Start Supplied entries
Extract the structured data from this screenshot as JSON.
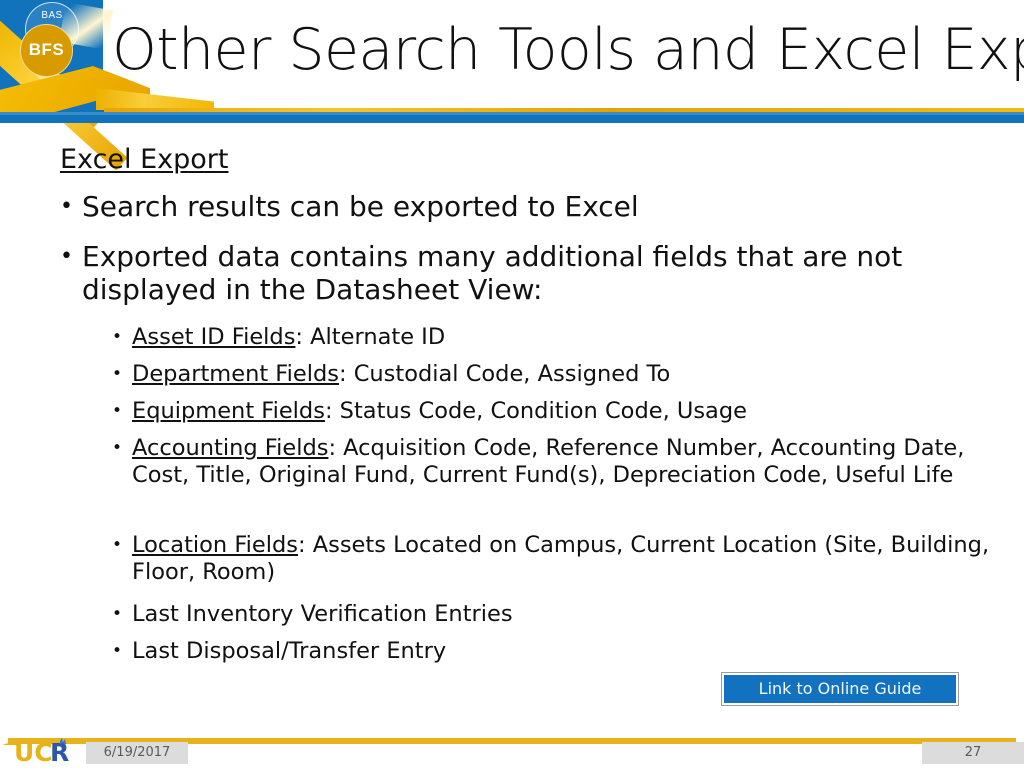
{
  "header": {
    "title": "Other Search Tools and Excel Export",
    "logo": {
      "outer_label": "BAS",
      "inner_label": "BFS"
    },
    "accent_blue": "#1273BD",
    "accent_gold": "#E8A400"
  },
  "body": {
    "heading": "Excel Export",
    "bullets": [
      {
        "bullet": "•",
        "text": "Search results can be exported to Excel"
      },
      {
        "bullet": "•",
        "text": "Exported data contains many additional fields that are not displayed in the Datasheet View:"
      }
    ],
    "subbullets": [
      {
        "bullet": "•",
        "label": "Asset ID Fields",
        "rest": ": Alternate ID"
      },
      {
        "bullet": "•",
        "label": "Department Fields",
        "rest": ": Custodial Code, Assigned To"
      },
      {
        "bullet": "•",
        "label": "Equipment Fields",
        "rest": ": Status Code, Condition Code, Usage"
      },
      {
        "bullet": "•",
        "label": "Accounting Fields",
        "rest": ": Acquisition Code, Reference Number, Accounting Date, Cost, Title, Original Fund, Current Fund(s), Depreciation Code, Useful Life"
      },
      {
        "bullet": "•",
        "label": "Location Fields",
        "rest": ": Assets Located on Campus, Current Location (Site, Building, Floor, Room)"
      },
      {
        "bullet": "•",
        "label": "",
        "rest": "Last Inventory Verification Entries"
      },
      {
        "bullet": "•",
        "label": "",
        "rest": "Last Disposal/Transfer Entry"
      }
    ]
  },
  "link_button": {
    "label": "Link to Online Guide",
    "color": "#1272BF"
  },
  "footer": {
    "brand": "UCR",
    "brand_uc": "UC",
    "brand_r": "R",
    "date": "6/19/2017",
    "page_number": "27",
    "rule_color": "#E8B21B"
  }
}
End Supplied entries
**What you should do:**
Copy out each line word for word, please, skipping the images.

**Solution for this exercise:**
Extract the structured data from this screenshot as JSON.
{
  "header": {
    "title": "Other Search Tools and Excel Export",
    "logo": {
      "outer_label": "BAS",
      "inner_label": "BFS"
    },
    "accent_blue": "#1273BD",
    "accent_gold": "#E8A400"
  },
  "body": {
    "heading": "Excel Export",
    "bullets": [
      {
        "bullet": "•",
        "text": "Search results can be exported to Excel"
      },
      {
        "bullet": "•",
        "text": "Exported data contains many additional fields that are not displayed in the Datasheet View:"
      }
    ],
    "subbullets": [
      {
        "bullet": "•",
        "label": "Asset ID Fields",
        "rest": ": Alternate ID"
      },
      {
        "bullet": "•",
        "label": "Department Fields",
        "rest": ": Custodial Code, Assigned To"
      },
      {
        "bullet": "•",
        "label": "Equipment Fields",
        "rest": ": Status Code, Condition Code, Usage"
      },
      {
        "bullet": "•",
        "label": "Accounting Fields",
        "rest": ": Acquisition Code, Reference Number, Accounting Date, Cost, Title, Original Fund, Current Fund(s), Depreciation Code, Useful Life"
      },
      {
        "bullet": "•",
        "label": "Location Fields",
        "rest": ": Assets Located on Campus, Current Location (Site, Building, Floor, Room)"
      },
      {
        "bullet": "•",
        "label": "",
        "rest": "Last Inventory Verification Entries"
      },
      {
        "bullet": "•",
        "label": "",
        "rest": "Last Disposal/Transfer Entry"
      }
    ]
  },
  "link_button": {
    "label": "Link to Online Guide",
    "color": "#1272BF"
  },
  "footer": {
    "brand": "UCR",
    "brand_uc": "UC",
    "brand_r": "R",
    "date": "6/19/2017",
    "page_number": "27",
    "rule_color": "#E8B21B"
  }
}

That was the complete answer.